Directive: Quote the records in full and leave their pictures out.

----------------------------------------

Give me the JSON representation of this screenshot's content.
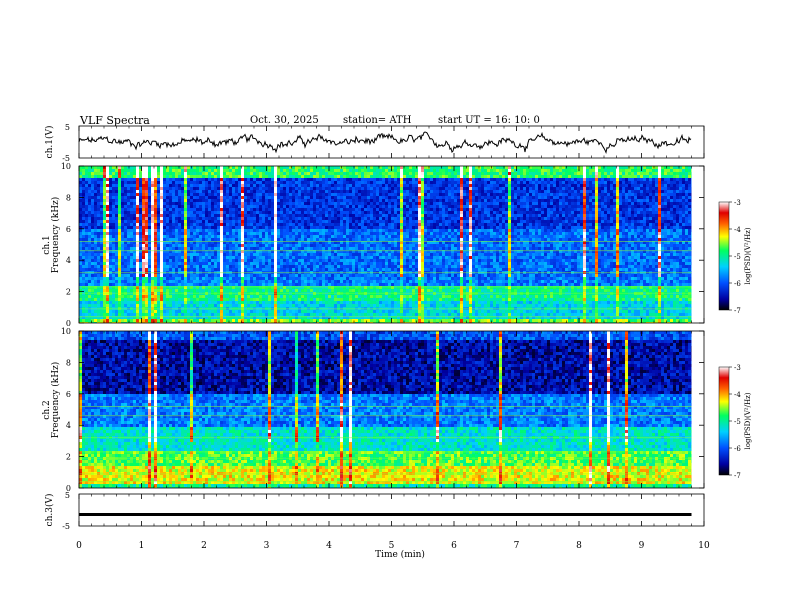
{
  "header": {
    "title": "VLF  Spectra",
    "date": "Oct. 30, 2025",
    "station": "station= ATH",
    "start": "start  UT  =   16: 10: 0"
  },
  "chart_data": [
    {
      "type": "line",
      "name": "ch1-waveform",
      "ylabel": "ch.1(V)",
      "ylim": [
        -5,
        5
      ],
      "yticks": [
        5,
        -5
      ],
      "xlim": [
        0,
        10
      ],
      "description_values": {
        "mean": 0,
        "amplitude_range": [
          -2,
          3
        ]
      }
    },
    {
      "type": "heatmap",
      "name": "ch1-spectrogram",
      "ylabel_channel": "ch.1",
      "ylabel": "Frequency  (kHz)",
      "ylim": [
        0,
        10
      ],
      "yticks": [
        0,
        2,
        4,
        6,
        8,
        10
      ],
      "xlim": [
        0,
        10
      ],
      "data_end_min": 9.8,
      "colorbar": {
        "label": "log(PSD)(V²/Hz)",
        "range": [
          -7,
          -3
        ],
        "ticks": [
          -3,
          -4,
          -5,
          -6,
          -7
        ]
      }
    },
    {
      "type": "heatmap",
      "name": "ch2-spectrogram",
      "ylabel_channel": "ch.2",
      "ylabel": "Frequency  (kHz)",
      "ylim": [
        0,
        10
      ],
      "yticks": [
        0,
        2,
        4,
        6,
        8,
        10
      ],
      "xlim": [
        0,
        10
      ],
      "data_end_min": 9.8,
      "colorbar": {
        "label": "log(PSD)(V²/Hz)",
        "range": [
          -7,
          -3
        ],
        "ticks": [
          -3,
          -4,
          -5,
          -6,
          -7
        ]
      }
    },
    {
      "type": "line",
      "name": "ch3-waveform",
      "ylabel": "ch.3(V)",
      "ylim": [
        -5,
        5
      ],
      "yticks": [
        5,
        -5
      ],
      "xlim": [
        0,
        10
      ],
      "description_values": {
        "mean": -1.4
      }
    }
  ],
  "xaxis": {
    "label": "Time  (min)",
    "ticks": [
      "0",
      "1",
      "2",
      "3",
      "4",
      "5",
      "6",
      "7",
      "8",
      "9",
      "10"
    ]
  }
}
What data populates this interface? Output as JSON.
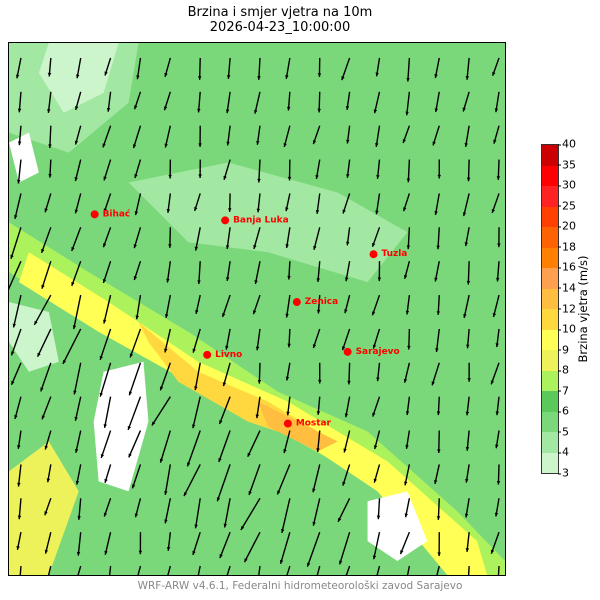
{
  "title": {
    "line1": "Brzina i smjer vjetra na 10m",
    "line2": "2026-04-23_10:00:00"
  },
  "colorbar": {
    "label": "Brzina vjetra (m/s)",
    "ticks": [
      "3",
      "4",
      "5",
      "6",
      "7",
      "8",
      "9",
      "10",
      "12",
      "14",
      "16",
      "18",
      "20",
      "25",
      "30",
      "35",
      "40"
    ],
    "colors": [
      "#ccf5cc",
      "#a2e8a2",
      "#7ad87a",
      "#5ac85a",
      "#acf25c",
      "#eef25a",
      "#ffff55",
      "#ffd840",
      "#ffbe40",
      "#ffa050",
      "#ff8000",
      "#ff6200",
      "#ff4000",
      "#ff2222",
      "#ff0000",
      "#cc0000"
    ]
  },
  "cities": [
    {
      "name": "Bihać"
    },
    {
      "name": "Banja Luka"
    },
    {
      "name": "Tuzla"
    },
    {
      "name": "Zenica"
    },
    {
      "name": "Livno"
    },
    {
      "name": "Sarajevo"
    },
    {
      "name": "Mostar"
    }
  ],
  "footer": "WRF-ARW v4.6.1, Federalni hidrometeorološki zavod Sarajevo"
}
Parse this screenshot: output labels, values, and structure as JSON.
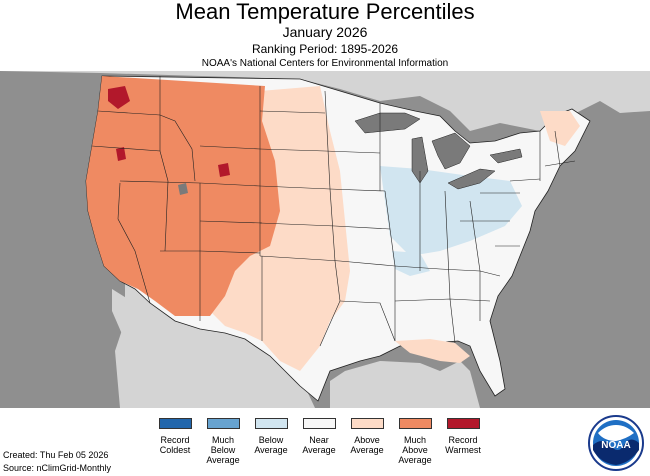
{
  "header": {
    "title": "Mean Temperature Percentiles",
    "subtitle": "January 2026",
    "ranking_period": "Ranking Period: 1895-2026",
    "agency": "NOAA's National Centers for Environmental Information"
  },
  "legend": [
    {
      "label": "Record\nColdest",
      "color": "#2166ac"
    },
    {
      "label": "Much\nBelow\nAverage",
      "color": "#67a3d0"
    },
    {
      "label": "Below\nAverage",
      "color": "#d1e5f0"
    },
    {
      "label": "Near\nAverage",
      "color": "#f7f7f7"
    },
    {
      "label": "Above\nAverage",
      "color": "#fddbc7"
    },
    {
      "label": "Much\nAbove\nAverage",
      "color": "#ef8a62"
    },
    {
      "label": "Record\nWarmest",
      "color": "#b2182b"
    }
  ],
  "footer": {
    "created": "Created: Thu Feb 05 2026",
    "source": "Source: nClimGrid-Monthly"
  },
  "logo": {
    "text": "NOAA"
  },
  "colors": {
    "ocean": "#8f8f8f",
    "land_outside": "#d4d4d4",
    "lakes": "#7a7a7a",
    "near_average": "#f7f7f7",
    "above_average": "#fddbc7",
    "much_above_average": "#ef8a62",
    "record_warmest": "#b2182b",
    "below_average": "#d1e5f0"
  }
}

----------------------------------------

Response to the exercise:
Give me the JSON representation of this screenshot's content.
{
  "header": {
    "title": "VLF  Spectra",
    "date": "Oct. 30, 2025",
    "station": "station= ATH",
    "start": "start  UT  =   16: 10: 0"
  },
  "chart_data": [
    {
      "type": "line",
      "name": "ch1-waveform",
      "ylabel": "ch.1(V)",
      "ylim": [
        -5,
        5
      ],
      "yticks": [
        5,
        -5
      ],
      "xlim": [
        0,
        10
      ],
      "description_values": {
        "mean": 0,
        "amplitude_range": [
          -2,
          3
        ]
      }
    },
    {
      "type": "heatmap",
      "name": "ch1-spectrogram",
      "ylabel_channel": "ch.1",
      "ylabel": "Frequency  (kHz)",
      "ylim": [
        0,
        10
      ],
      "yticks": [
        0,
        2,
        4,
        6,
        8,
        10
      ],
      "xlim": [
        0,
        10
      ],
      "data_end_min": 9.8,
      "colorbar": {
        "label": "log(PSD)(V²/Hz)",
        "range": [
          -7,
          -3
        ],
        "ticks": [
          -3,
          -4,
          -5,
          -6,
          -7
        ]
      }
    },
    {
      "type": "heatmap",
      "name": "ch2-spectrogram",
      "ylabel_channel": "ch.2",
      "ylabel": "Frequency  (kHz)",
      "ylim": [
        0,
        10
      ],
      "yticks": [
        0,
        2,
        4,
        6,
        8,
        10
      ],
      "xlim": [
        0,
        10
      ],
      "data_end_min": 9.8,
      "colorbar": {
        "label": "log(PSD)(V²/Hz)",
        "range": [
          -7,
          -3
        ],
        "ticks": [
          -3,
          -4,
          -5,
          -6,
          -7
        ]
      }
    },
    {
      "type": "line",
      "name": "ch3-waveform",
      "ylabel": "ch.3(V)",
      "ylim": [
        -5,
        5
      ],
      "yticks": [
        5,
        -5
      ],
      "xlim": [
        0,
        10
      ],
      "description_values": {
        "mean": -1.4
      }
    }
  ],
  "xaxis": {
    "label": "Time  (min)",
    "ticks": [
      "0",
      "1",
      "2",
      "3",
      "4",
      "5",
      "6",
      "7",
      "8",
      "9",
      "10"
    ]
  }
}
What data populates this interface? Output as JSON.
{
  "title": {
    "line1": "Brzina i smjer vjetra na 10m",
    "line2": "2026-04-23_10:00:00"
  },
  "colorbar": {
    "label": "Brzina vjetra (m/s)",
    "ticks": [
      "3",
      "4",
      "5",
      "6",
      "7",
      "8",
      "9",
      "10",
      "12",
      "14",
      "16",
      "18",
      "20",
      "25",
      "30",
      "35",
      "40"
    ],
    "colors": [
      "#ccf5cc",
      "#a2e8a2",
      "#7ad87a",
      "#5ac85a",
      "#acf25c",
      "#eef25a",
      "#ffff55",
      "#ffd840",
      "#ffbe40",
      "#ffa050",
      "#ff8000",
      "#ff6200",
      "#ff4000",
      "#ff2222",
      "#ff0000",
      "#cc0000"
    ]
  },
  "cities": [
    {
      "name": "Bihać"
    },
    {
      "name": "Banja Luka"
    },
    {
      "name": "Tuzla"
    },
    {
      "name": "Zenica"
    },
    {
      "name": "Livno"
    },
    {
      "name": "Sarajevo"
    },
    {
      "name": "Mostar"
    }
  ],
  "footer": "WRF-ARW v4.6.1, Federalni hidrometeorološki zavod Sarajevo"
}
Parse this screenshot: output labels, values, and structure as JSON.
{
  "header": {
    "title": "Mean Temperature Percentiles",
    "subtitle": "January 2026",
    "ranking_period": "Ranking Period: 1895-2026",
    "agency": "NOAA's National Centers for Environmental Information"
  },
  "legend": [
    {
      "label": "Record\nColdest",
      "color": "#2166ac"
    },
    {
      "label": "Much\nBelow\nAverage",
      "color": "#67a3d0"
    },
    {
      "label": "Below\nAverage",
      "color": "#d1e5f0"
    },
    {
      "label": "Near\nAverage",
      "color": "#f7f7f7"
    },
    {
      "label": "Above\nAverage",
      "color": "#fddbc7"
    },
    {
      "label": "Much\nAbove\nAverage",
      "color": "#ef8a62"
    },
    {
      "label": "Record\nWarmest",
      "color": "#b2182b"
    }
  ],
  "footer": {
    "created": "Created: Thu Feb 05 2026",
    "source": "Source: nClimGrid-Monthly"
  },
  "logo": {
    "text": "NOAA"
  },
  "colors": {
    "ocean": "#8f8f8f",
    "land_outside": "#d4d4d4",
    "lakes": "#7a7a7a",
    "near_average": "#f7f7f7",
    "above_average": "#fddbc7",
    "much_above_average": "#ef8a62",
    "record_warmest": "#b2182b",
    "below_average": "#d1e5f0"
  }
}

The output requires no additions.